### Brief
Every line below that holds the string "JSON" should be copied out.

+++ Material supplied

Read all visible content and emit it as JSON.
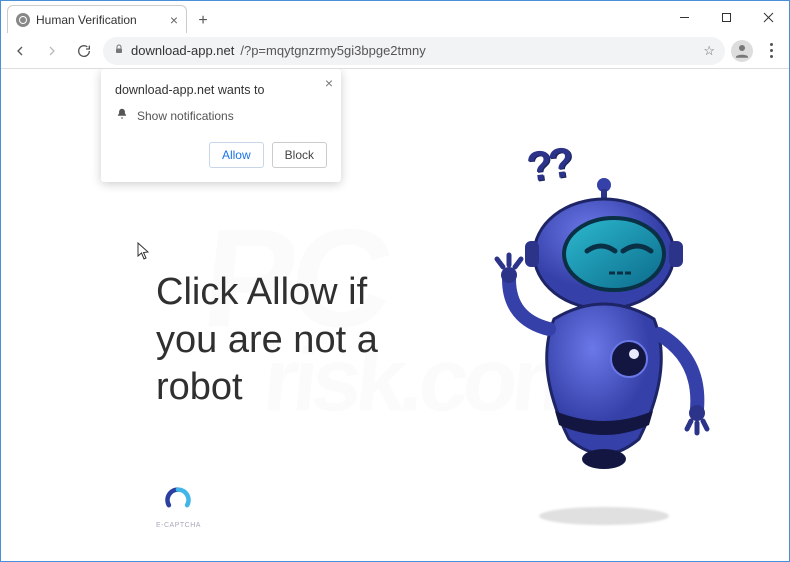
{
  "window": {
    "tab_title": "Human Verification",
    "close": "×",
    "new_tab_glyph": "+"
  },
  "toolbar": {
    "url_host": "download-app.net",
    "url_rest": "/?p=mqytgnzrmy5gi3bpge2tmny",
    "star": "☆"
  },
  "popup": {
    "origin_text": "download-app.net wants to",
    "perm_text": "Show notifications",
    "allow_label": "Allow",
    "block_label": "Block",
    "close": "×"
  },
  "page": {
    "headline_l1": "Click Allow if",
    "headline_l2": "you are not a",
    "headline_l3": "robot",
    "captcha_label": "E-CAPTCHA",
    "qmarks": "??"
  },
  "watermark": {
    "l1": "PC",
    "l2": "risk.com"
  }
}
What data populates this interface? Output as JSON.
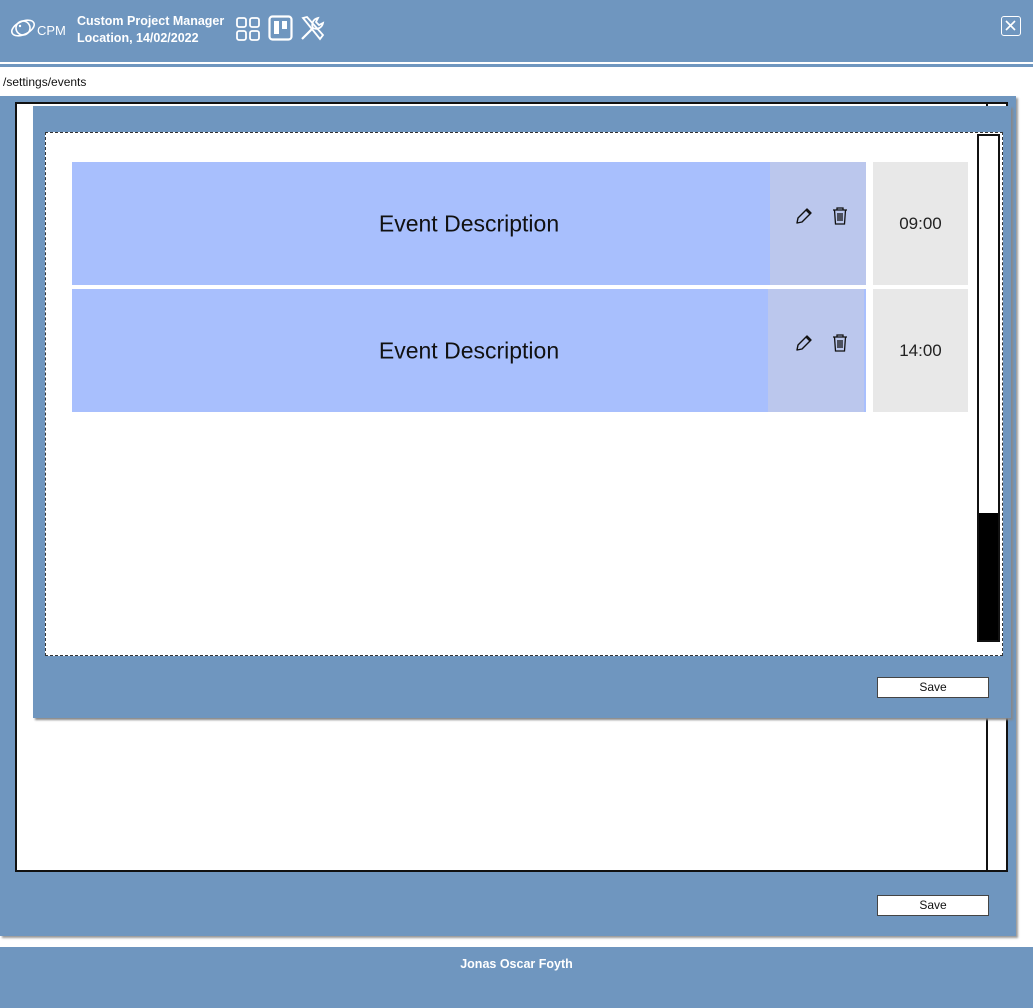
{
  "header": {
    "logo_text": "CPM",
    "app_name": "Custom Project Manager",
    "subtitle": "Location, 14/02/2022",
    "icons": [
      "grid-icon",
      "kanban-icon",
      "tools-icon",
      "close-icon"
    ]
  },
  "breadcrumb": "/settings/events",
  "events": [
    {
      "description": "Event Description",
      "time": "09:00"
    },
    {
      "description": "Event Description",
      "time": "14:00"
    }
  ],
  "inner_save_label": "Save",
  "outer_save_label": "Save",
  "footer": {
    "name": "Jonas Oscar Foyth"
  },
  "colors": {
    "primary": "#6f96bf",
    "event_bg": "#a8bffd",
    "actions_bg": "#bbc7ed",
    "time_bg": "#e8e8e8"
  }
}
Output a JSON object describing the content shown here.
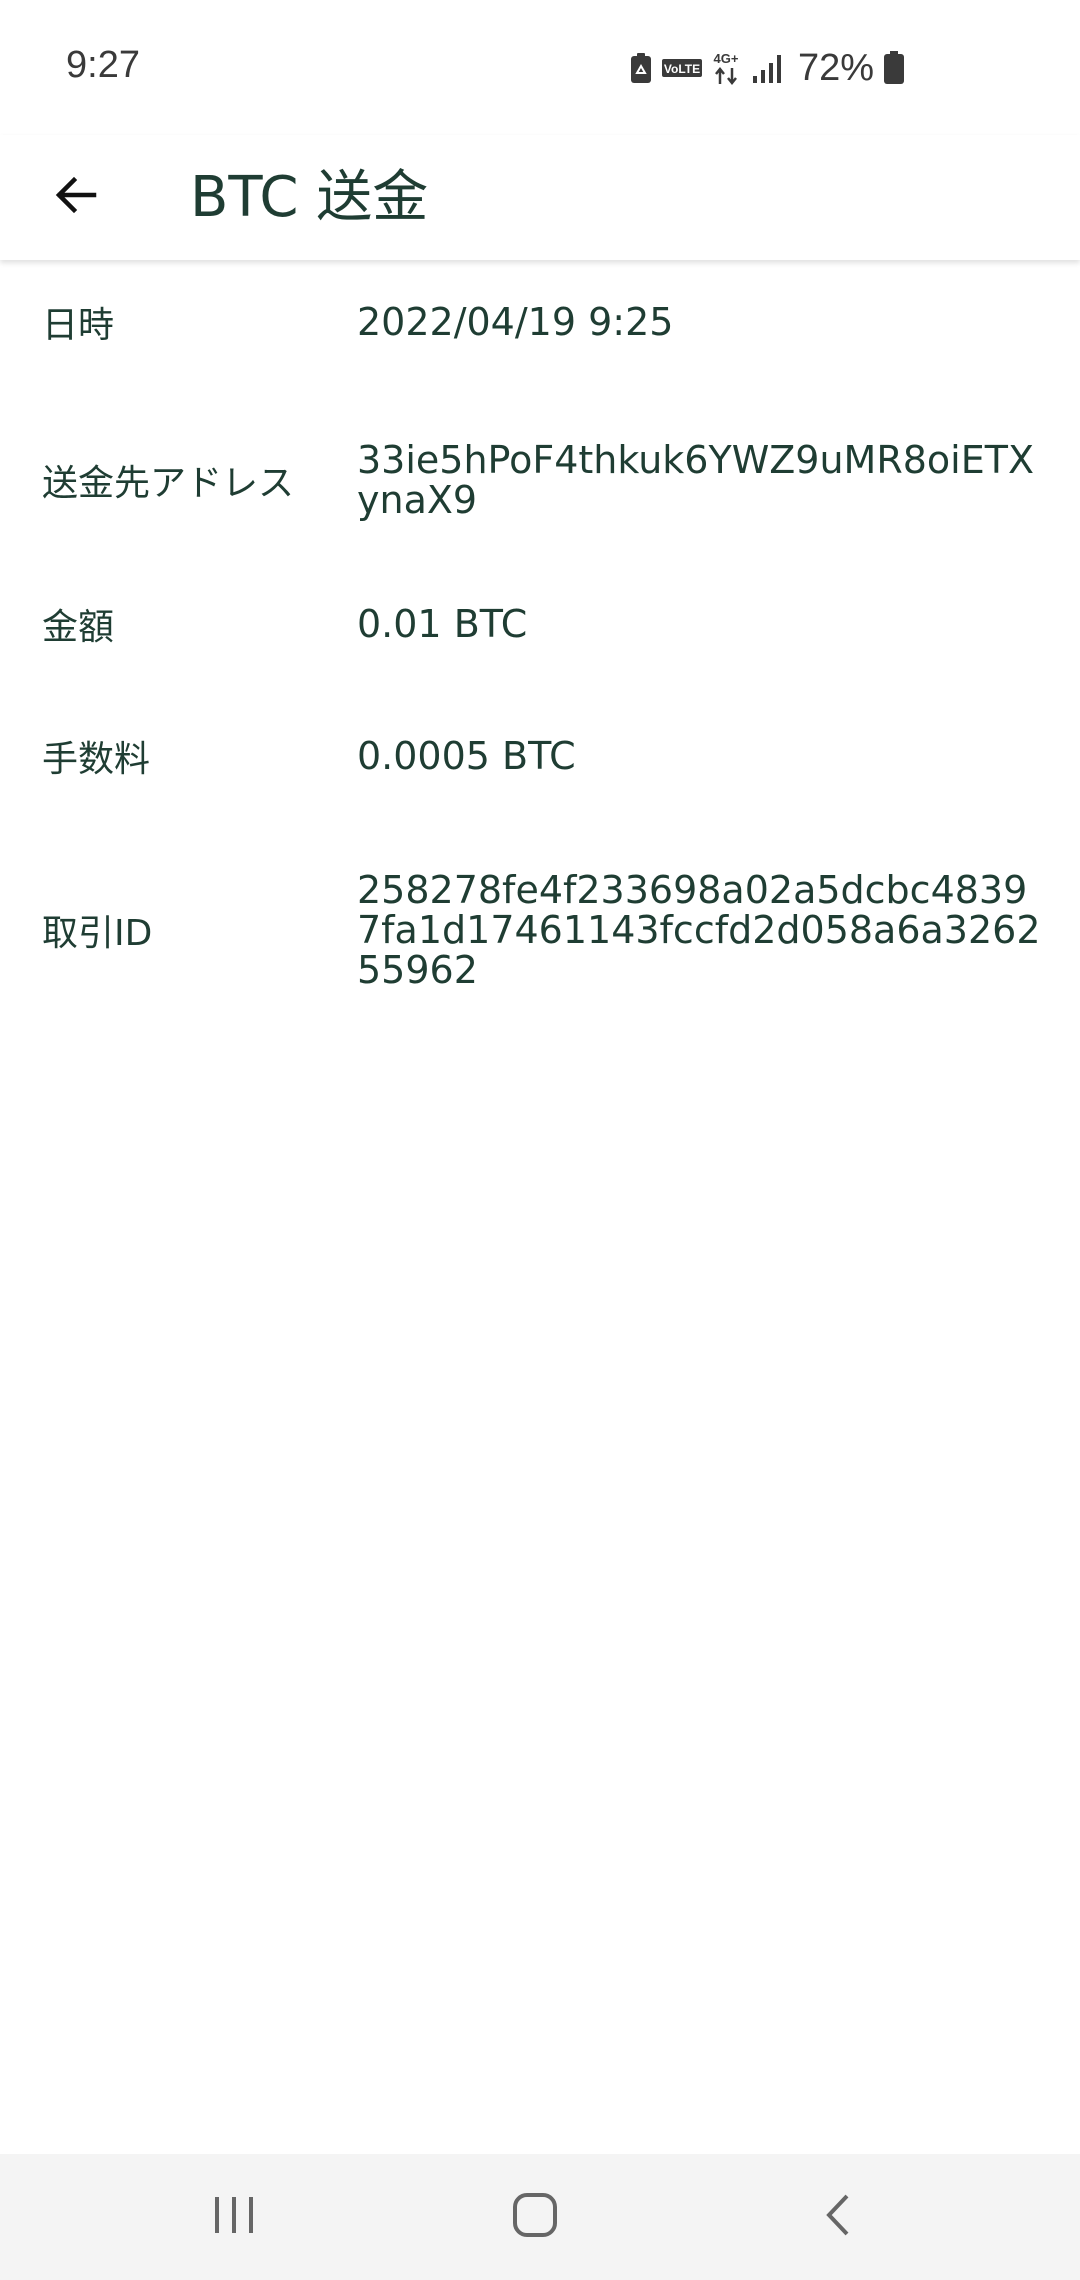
{
  "status_bar": {
    "time": "9:27",
    "battery": "72%",
    "icons": [
      "recycle-icon",
      "volte-icon",
      "4g-plus-icon",
      "signal-icon",
      "battery-icon"
    ]
  },
  "app_bar": {
    "back_icon": "arrow-left-icon",
    "title": "BTC 送金"
  },
  "details": [
    {
      "label": "日時",
      "value": "2022/04/19 9:25"
    },
    {
      "label": "送金先アドレス",
      "value": "33ie5hPoF4thkuk6YWZ9uMR8oiETXynaX9"
    },
    {
      "label": "金額",
      "value": "0.01 BTC"
    },
    {
      "label": "手数料",
      "value": "0.0005 BTC"
    },
    {
      "label": "取引ID",
      "value": "258278fe4f233698a02a5dcbc48397fa1d17461143fccfd2d058a6a326255962"
    }
  ],
  "nav_bar": {
    "recents_icon": "recents-icon",
    "home_icon": "home-icon",
    "back_icon": "back-chevron-icon"
  },
  "colors": {
    "text": "#1f3d33",
    "status_text": "#3a3a3a",
    "nav_background": "#f4f4f4"
  }
}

++++++

### Expected answer
Read all visible content and emit it as JSON.
What data populates this interface? Output as JSON.
Output a JSON object describing the content shown here.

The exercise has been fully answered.